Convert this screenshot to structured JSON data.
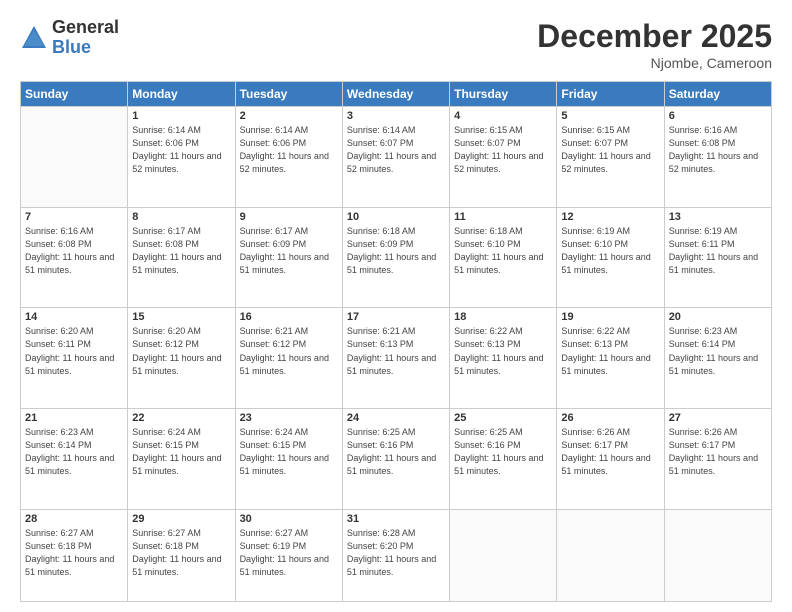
{
  "logo": {
    "general": "General",
    "blue": "Blue"
  },
  "title": "December 2025",
  "subtitle": "Njombe, Cameroon",
  "days_of_week": [
    "Sunday",
    "Monday",
    "Tuesday",
    "Wednesday",
    "Thursday",
    "Friday",
    "Saturday"
  ],
  "weeks": [
    [
      {
        "day": "",
        "sunrise": "",
        "sunset": "",
        "daylight": ""
      },
      {
        "day": "1",
        "sunrise": "Sunrise: 6:14 AM",
        "sunset": "Sunset: 6:06 PM",
        "daylight": "Daylight: 11 hours and 52 minutes."
      },
      {
        "day": "2",
        "sunrise": "Sunrise: 6:14 AM",
        "sunset": "Sunset: 6:06 PM",
        "daylight": "Daylight: 11 hours and 52 minutes."
      },
      {
        "day": "3",
        "sunrise": "Sunrise: 6:14 AM",
        "sunset": "Sunset: 6:07 PM",
        "daylight": "Daylight: 11 hours and 52 minutes."
      },
      {
        "day": "4",
        "sunrise": "Sunrise: 6:15 AM",
        "sunset": "Sunset: 6:07 PM",
        "daylight": "Daylight: 11 hours and 52 minutes."
      },
      {
        "day": "5",
        "sunrise": "Sunrise: 6:15 AM",
        "sunset": "Sunset: 6:07 PM",
        "daylight": "Daylight: 11 hours and 52 minutes."
      },
      {
        "day": "6",
        "sunrise": "Sunrise: 6:16 AM",
        "sunset": "Sunset: 6:08 PM",
        "daylight": "Daylight: 11 hours and 52 minutes."
      }
    ],
    [
      {
        "day": "7",
        "sunrise": "Sunrise: 6:16 AM",
        "sunset": "Sunset: 6:08 PM",
        "daylight": "Daylight: 11 hours and 51 minutes."
      },
      {
        "day": "8",
        "sunrise": "Sunrise: 6:17 AM",
        "sunset": "Sunset: 6:08 PM",
        "daylight": "Daylight: 11 hours and 51 minutes."
      },
      {
        "day": "9",
        "sunrise": "Sunrise: 6:17 AM",
        "sunset": "Sunset: 6:09 PM",
        "daylight": "Daylight: 11 hours and 51 minutes."
      },
      {
        "day": "10",
        "sunrise": "Sunrise: 6:18 AM",
        "sunset": "Sunset: 6:09 PM",
        "daylight": "Daylight: 11 hours and 51 minutes."
      },
      {
        "day": "11",
        "sunrise": "Sunrise: 6:18 AM",
        "sunset": "Sunset: 6:10 PM",
        "daylight": "Daylight: 11 hours and 51 minutes."
      },
      {
        "day": "12",
        "sunrise": "Sunrise: 6:19 AM",
        "sunset": "Sunset: 6:10 PM",
        "daylight": "Daylight: 11 hours and 51 minutes."
      },
      {
        "day": "13",
        "sunrise": "Sunrise: 6:19 AM",
        "sunset": "Sunset: 6:11 PM",
        "daylight": "Daylight: 11 hours and 51 minutes."
      }
    ],
    [
      {
        "day": "14",
        "sunrise": "Sunrise: 6:20 AM",
        "sunset": "Sunset: 6:11 PM",
        "daylight": "Daylight: 11 hours and 51 minutes."
      },
      {
        "day": "15",
        "sunrise": "Sunrise: 6:20 AM",
        "sunset": "Sunset: 6:12 PM",
        "daylight": "Daylight: 11 hours and 51 minutes."
      },
      {
        "day": "16",
        "sunrise": "Sunrise: 6:21 AM",
        "sunset": "Sunset: 6:12 PM",
        "daylight": "Daylight: 11 hours and 51 minutes."
      },
      {
        "day": "17",
        "sunrise": "Sunrise: 6:21 AM",
        "sunset": "Sunset: 6:13 PM",
        "daylight": "Daylight: 11 hours and 51 minutes."
      },
      {
        "day": "18",
        "sunrise": "Sunrise: 6:22 AM",
        "sunset": "Sunset: 6:13 PM",
        "daylight": "Daylight: 11 hours and 51 minutes."
      },
      {
        "day": "19",
        "sunrise": "Sunrise: 6:22 AM",
        "sunset": "Sunset: 6:13 PM",
        "daylight": "Daylight: 11 hours and 51 minutes."
      },
      {
        "day": "20",
        "sunrise": "Sunrise: 6:23 AM",
        "sunset": "Sunset: 6:14 PM",
        "daylight": "Daylight: 11 hours and 51 minutes."
      }
    ],
    [
      {
        "day": "21",
        "sunrise": "Sunrise: 6:23 AM",
        "sunset": "Sunset: 6:14 PM",
        "daylight": "Daylight: 11 hours and 51 minutes."
      },
      {
        "day": "22",
        "sunrise": "Sunrise: 6:24 AM",
        "sunset": "Sunset: 6:15 PM",
        "daylight": "Daylight: 11 hours and 51 minutes."
      },
      {
        "day": "23",
        "sunrise": "Sunrise: 6:24 AM",
        "sunset": "Sunset: 6:15 PM",
        "daylight": "Daylight: 11 hours and 51 minutes."
      },
      {
        "day": "24",
        "sunrise": "Sunrise: 6:25 AM",
        "sunset": "Sunset: 6:16 PM",
        "daylight": "Daylight: 11 hours and 51 minutes."
      },
      {
        "day": "25",
        "sunrise": "Sunrise: 6:25 AM",
        "sunset": "Sunset: 6:16 PM",
        "daylight": "Daylight: 11 hours and 51 minutes."
      },
      {
        "day": "26",
        "sunrise": "Sunrise: 6:26 AM",
        "sunset": "Sunset: 6:17 PM",
        "daylight": "Daylight: 11 hours and 51 minutes."
      },
      {
        "day": "27",
        "sunrise": "Sunrise: 6:26 AM",
        "sunset": "Sunset: 6:17 PM",
        "daylight": "Daylight: 11 hours and 51 minutes."
      }
    ],
    [
      {
        "day": "28",
        "sunrise": "Sunrise: 6:27 AM",
        "sunset": "Sunset: 6:18 PM",
        "daylight": "Daylight: 11 hours and 51 minutes."
      },
      {
        "day": "29",
        "sunrise": "Sunrise: 6:27 AM",
        "sunset": "Sunset: 6:18 PM",
        "daylight": "Daylight: 11 hours and 51 minutes."
      },
      {
        "day": "30",
        "sunrise": "Sunrise: 6:27 AM",
        "sunset": "Sunset: 6:19 PM",
        "daylight": "Daylight: 11 hours and 51 minutes."
      },
      {
        "day": "31",
        "sunrise": "Sunrise: 6:28 AM",
        "sunset": "Sunset: 6:20 PM",
        "daylight": "Daylight: 11 hours and 51 minutes."
      },
      {
        "day": "",
        "sunrise": "",
        "sunset": "",
        "daylight": ""
      },
      {
        "day": "",
        "sunrise": "",
        "sunset": "",
        "daylight": ""
      },
      {
        "day": "",
        "sunrise": "",
        "sunset": "",
        "daylight": ""
      }
    ]
  ]
}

================

Repeat the listing verbatim. Skip the pictures.

## Task output
Convert this screenshot to structured JSON data.
{
  "logo": {
    "general": "General",
    "blue": "Blue"
  },
  "title": "December 2025",
  "subtitle": "Njombe, Cameroon",
  "days_of_week": [
    "Sunday",
    "Monday",
    "Tuesday",
    "Wednesday",
    "Thursday",
    "Friday",
    "Saturday"
  ],
  "weeks": [
    [
      {
        "day": "",
        "sunrise": "",
        "sunset": "",
        "daylight": ""
      },
      {
        "day": "1",
        "sunrise": "Sunrise: 6:14 AM",
        "sunset": "Sunset: 6:06 PM",
        "daylight": "Daylight: 11 hours and 52 minutes."
      },
      {
        "day": "2",
        "sunrise": "Sunrise: 6:14 AM",
        "sunset": "Sunset: 6:06 PM",
        "daylight": "Daylight: 11 hours and 52 minutes."
      },
      {
        "day": "3",
        "sunrise": "Sunrise: 6:14 AM",
        "sunset": "Sunset: 6:07 PM",
        "daylight": "Daylight: 11 hours and 52 minutes."
      },
      {
        "day": "4",
        "sunrise": "Sunrise: 6:15 AM",
        "sunset": "Sunset: 6:07 PM",
        "daylight": "Daylight: 11 hours and 52 minutes."
      },
      {
        "day": "5",
        "sunrise": "Sunrise: 6:15 AM",
        "sunset": "Sunset: 6:07 PM",
        "daylight": "Daylight: 11 hours and 52 minutes."
      },
      {
        "day": "6",
        "sunrise": "Sunrise: 6:16 AM",
        "sunset": "Sunset: 6:08 PM",
        "daylight": "Daylight: 11 hours and 52 minutes."
      }
    ],
    [
      {
        "day": "7",
        "sunrise": "Sunrise: 6:16 AM",
        "sunset": "Sunset: 6:08 PM",
        "daylight": "Daylight: 11 hours and 51 minutes."
      },
      {
        "day": "8",
        "sunrise": "Sunrise: 6:17 AM",
        "sunset": "Sunset: 6:08 PM",
        "daylight": "Daylight: 11 hours and 51 minutes."
      },
      {
        "day": "9",
        "sunrise": "Sunrise: 6:17 AM",
        "sunset": "Sunset: 6:09 PM",
        "daylight": "Daylight: 11 hours and 51 minutes."
      },
      {
        "day": "10",
        "sunrise": "Sunrise: 6:18 AM",
        "sunset": "Sunset: 6:09 PM",
        "daylight": "Daylight: 11 hours and 51 minutes."
      },
      {
        "day": "11",
        "sunrise": "Sunrise: 6:18 AM",
        "sunset": "Sunset: 6:10 PM",
        "daylight": "Daylight: 11 hours and 51 minutes."
      },
      {
        "day": "12",
        "sunrise": "Sunrise: 6:19 AM",
        "sunset": "Sunset: 6:10 PM",
        "daylight": "Daylight: 11 hours and 51 minutes."
      },
      {
        "day": "13",
        "sunrise": "Sunrise: 6:19 AM",
        "sunset": "Sunset: 6:11 PM",
        "daylight": "Daylight: 11 hours and 51 minutes."
      }
    ],
    [
      {
        "day": "14",
        "sunrise": "Sunrise: 6:20 AM",
        "sunset": "Sunset: 6:11 PM",
        "daylight": "Daylight: 11 hours and 51 minutes."
      },
      {
        "day": "15",
        "sunrise": "Sunrise: 6:20 AM",
        "sunset": "Sunset: 6:12 PM",
        "daylight": "Daylight: 11 hours and 51 minutes."
      },
      {
        "day": "16",
        "sunrise": "Sunrise: 6:21 AM",
        "sunset": "Sunset: 6:12 PM",
        "daylight": "Daylight: 11 hours and 51 minutes."
      },
      {
        "day": "17",
        "sunrise": "Sunrise: 6:21 AM",
        "sunset": "Sunset: 6:13 PM",
        "daylight": "Daylight: 11 hours and 51 minutes."
      },
      {
        "day": "18",
        "sunrise": "Sunrise: 6:22 AM",
        "sunset": "Sunset: 6:13 PM",
        "daylight": "Daylight: 11 hours and 51 minutes."
      },
      {
        "day": "19",
        "sunrise": "Sunrise: 6:22 AM",
        "sunset": "Sunset: 6:13 PM",
        "daylight": "Daylight: 11 hours and 51 minutes."
      },
      {
        "day": "20",
        "sunrise": "Sunrise: 6:23 AM",
        "sunset": "Sunset: 6:14 PM",
        "daylight": "Daylight: 11 hours and 51 minutes."
      }
    ],
    [
      {
        "day": "21",
        "sunrise": "Sunrise: 6:23 AM",
        "sunset": "Sunset: 6:14 PM",
        "daylight": "Daylight: 11 hours and 51 minutes."
      },
      {
        "day": "22",
        "sunrise": "Sunrise: 6:24 AM",
        "sunset": "Sunset: 6:15 PM",
        "daylight": "Daylight: 11 hours and 51 minutes."
      },
      {
        "day": "23",
        "sunrise": "Sunrise: 6:24 AM",
        "sunset": "Sunset: 6:15 PM",
        "daylight": "Daylight: 11 hours and 51 minutes."
      },
      {
        "day": "24",
        "sunrise": "Sunrise: 6:25 AM",
        "sunset": "Sunset: 6:16 PM",
        "daylight": "Daylight: 11 hours and 51 minutes."
      },
      {
        "day": "25",
        "sunrise": "Sunrise: 6:25 AM",
        "sunset": "Sunset: 6:16 PM",
        "daylight": "Daylight: 11 hours and 51 minutes."
      },
      {
        "day": "26",
        "sunrise": "Sunrise: 6:26 AM",
        "sunset": "Sunset: 6:17 PM",
        "daylight": "Daylight: 11 hours and 51 minutes."
      },
      {
        "day": "27",
        "sunrise": "Sunrise: 6:26 AM",
        "sunset": "Sunset: 6:17 PM",
        "daylight": "Daylight: 11 hours and 51 minutes."
      }
    ],
    [
      {
        "day": "28",
        "sunrise": "Sunrise: 6:27 AM",
        "sunset": "Sunset: 6:18 PM",
        "daylight": "Daylight: 11 hours and 51 minutes."
      },
      {
        "day": "29",
        "sunrise": "Sunrise: 6:27 AM",
        "sunset": "Sunset: 6:18 PM",
        "daylight": "Daylight: 11 hours and 51 minutes."
      },
      {
        "day": "30",
        "sunrise": "Sunrise: 6:27 AM",
        "sunset": "Sunset: 6:19 PM",
        "daylight": "Daylight: 11 hours and 51 minutes."
      },
      {
        "day": "31",
        "sunrise": "Sunrise: 6:28 AM",
        "sunset": "Sunset: 6:20 PM",
        "daylight": "Daylight: 11 hours and 51 minutes."
      },
      {
        "day": "",
        "sunrise": "",
        "sunset": "",
        "daylight": ""
      },
      {
        "day": "",
        "sunrise": "",
        "sunset": "",
        "daylight": ""
      },
      {
        "day": "",
        "sunrise": "",
        "sunset": "",
        "daylight": ""
      }
    ]
  ]
}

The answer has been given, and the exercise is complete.